> **Task requirements**
Count each line below that has "原不等式化为" anywhere in it. Answer with the total alone.

> **Entries provided**
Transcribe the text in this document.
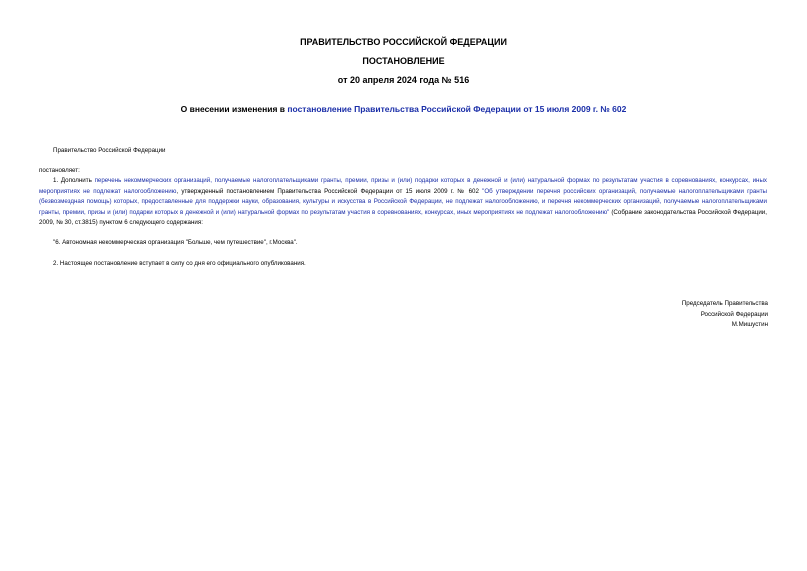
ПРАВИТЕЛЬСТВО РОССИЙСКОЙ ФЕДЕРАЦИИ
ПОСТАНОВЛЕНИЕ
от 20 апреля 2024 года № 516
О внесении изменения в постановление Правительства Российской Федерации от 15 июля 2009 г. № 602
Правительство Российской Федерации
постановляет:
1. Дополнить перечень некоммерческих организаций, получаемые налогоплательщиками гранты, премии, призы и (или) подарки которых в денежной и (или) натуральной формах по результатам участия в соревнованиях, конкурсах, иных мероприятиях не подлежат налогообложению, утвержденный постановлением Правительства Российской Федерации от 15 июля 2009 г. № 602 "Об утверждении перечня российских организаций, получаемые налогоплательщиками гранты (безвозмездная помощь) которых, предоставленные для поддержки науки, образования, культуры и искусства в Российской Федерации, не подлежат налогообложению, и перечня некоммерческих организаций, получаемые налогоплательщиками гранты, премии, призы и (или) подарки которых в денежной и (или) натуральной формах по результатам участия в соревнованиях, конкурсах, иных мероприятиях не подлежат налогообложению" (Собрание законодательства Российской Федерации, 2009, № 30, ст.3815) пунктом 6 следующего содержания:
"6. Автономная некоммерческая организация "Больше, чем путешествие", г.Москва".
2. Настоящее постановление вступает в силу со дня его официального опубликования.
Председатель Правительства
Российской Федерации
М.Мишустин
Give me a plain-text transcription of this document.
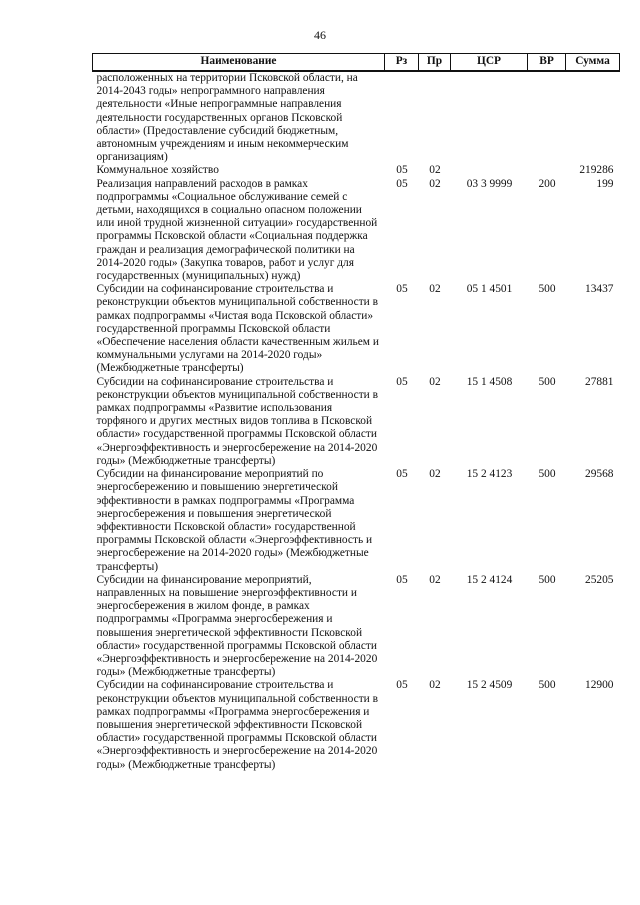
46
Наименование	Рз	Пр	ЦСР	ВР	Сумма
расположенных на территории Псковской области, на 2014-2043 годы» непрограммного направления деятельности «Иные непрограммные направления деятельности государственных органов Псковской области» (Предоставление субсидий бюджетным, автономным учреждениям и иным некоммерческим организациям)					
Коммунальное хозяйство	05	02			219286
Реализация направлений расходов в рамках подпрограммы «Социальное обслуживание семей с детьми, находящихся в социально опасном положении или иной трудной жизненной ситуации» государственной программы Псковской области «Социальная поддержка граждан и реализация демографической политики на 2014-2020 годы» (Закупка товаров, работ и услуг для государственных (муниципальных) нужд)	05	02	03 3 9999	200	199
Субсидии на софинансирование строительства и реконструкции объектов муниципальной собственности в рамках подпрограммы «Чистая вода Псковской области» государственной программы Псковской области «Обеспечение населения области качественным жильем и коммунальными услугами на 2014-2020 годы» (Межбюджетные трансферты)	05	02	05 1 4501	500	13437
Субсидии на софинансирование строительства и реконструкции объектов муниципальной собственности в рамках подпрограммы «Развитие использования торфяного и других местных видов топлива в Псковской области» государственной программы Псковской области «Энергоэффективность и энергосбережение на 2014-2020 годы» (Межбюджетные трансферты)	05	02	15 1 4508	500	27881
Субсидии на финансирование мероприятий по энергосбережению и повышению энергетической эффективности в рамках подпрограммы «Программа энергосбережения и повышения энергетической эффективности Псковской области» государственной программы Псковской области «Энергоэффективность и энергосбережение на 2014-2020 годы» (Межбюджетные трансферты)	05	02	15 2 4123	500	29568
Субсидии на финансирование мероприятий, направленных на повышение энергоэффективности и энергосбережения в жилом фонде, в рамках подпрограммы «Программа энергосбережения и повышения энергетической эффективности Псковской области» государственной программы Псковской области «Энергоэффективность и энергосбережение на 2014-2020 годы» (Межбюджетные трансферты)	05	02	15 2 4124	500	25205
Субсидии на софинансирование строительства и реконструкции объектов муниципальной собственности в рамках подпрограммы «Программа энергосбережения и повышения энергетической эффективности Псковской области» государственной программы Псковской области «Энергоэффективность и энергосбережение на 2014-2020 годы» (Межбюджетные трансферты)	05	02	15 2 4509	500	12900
---
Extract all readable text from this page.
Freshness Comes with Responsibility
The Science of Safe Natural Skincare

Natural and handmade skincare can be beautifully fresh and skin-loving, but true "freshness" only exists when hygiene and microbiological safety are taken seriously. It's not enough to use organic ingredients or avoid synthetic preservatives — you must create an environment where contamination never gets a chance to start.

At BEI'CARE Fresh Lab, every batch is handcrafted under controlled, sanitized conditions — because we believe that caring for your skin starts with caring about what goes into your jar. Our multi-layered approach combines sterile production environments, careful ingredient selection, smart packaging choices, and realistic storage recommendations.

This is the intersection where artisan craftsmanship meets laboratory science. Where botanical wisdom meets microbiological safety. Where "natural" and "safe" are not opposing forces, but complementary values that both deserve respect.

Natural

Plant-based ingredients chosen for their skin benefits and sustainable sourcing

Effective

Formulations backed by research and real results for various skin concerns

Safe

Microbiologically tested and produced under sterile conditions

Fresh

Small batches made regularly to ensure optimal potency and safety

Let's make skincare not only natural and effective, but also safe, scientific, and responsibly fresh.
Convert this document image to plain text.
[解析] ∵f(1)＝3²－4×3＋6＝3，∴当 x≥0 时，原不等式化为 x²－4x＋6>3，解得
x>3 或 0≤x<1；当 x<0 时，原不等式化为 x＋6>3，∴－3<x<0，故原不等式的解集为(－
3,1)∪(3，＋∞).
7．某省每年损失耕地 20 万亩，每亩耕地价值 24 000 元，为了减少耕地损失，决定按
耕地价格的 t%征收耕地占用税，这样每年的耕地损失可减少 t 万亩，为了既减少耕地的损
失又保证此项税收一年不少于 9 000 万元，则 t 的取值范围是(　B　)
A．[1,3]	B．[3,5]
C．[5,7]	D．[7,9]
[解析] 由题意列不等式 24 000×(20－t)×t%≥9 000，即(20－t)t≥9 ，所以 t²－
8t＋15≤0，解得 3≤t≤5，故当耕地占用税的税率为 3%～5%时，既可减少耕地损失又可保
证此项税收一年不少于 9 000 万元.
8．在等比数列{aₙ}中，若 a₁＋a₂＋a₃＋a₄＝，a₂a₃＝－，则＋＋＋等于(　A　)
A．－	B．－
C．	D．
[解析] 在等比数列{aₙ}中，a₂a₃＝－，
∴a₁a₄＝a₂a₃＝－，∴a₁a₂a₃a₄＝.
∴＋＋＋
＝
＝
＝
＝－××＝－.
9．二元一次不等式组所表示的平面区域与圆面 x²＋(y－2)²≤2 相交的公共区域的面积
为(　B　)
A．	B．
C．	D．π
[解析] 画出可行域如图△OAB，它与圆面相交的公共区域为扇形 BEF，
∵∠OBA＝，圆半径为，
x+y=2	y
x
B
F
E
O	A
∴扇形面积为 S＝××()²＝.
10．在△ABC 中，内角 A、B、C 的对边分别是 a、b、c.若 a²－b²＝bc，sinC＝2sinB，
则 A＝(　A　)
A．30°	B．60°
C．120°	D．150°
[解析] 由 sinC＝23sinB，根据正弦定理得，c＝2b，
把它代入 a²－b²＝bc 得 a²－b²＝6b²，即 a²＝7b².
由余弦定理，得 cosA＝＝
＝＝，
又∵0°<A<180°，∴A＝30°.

> **Written solution**
2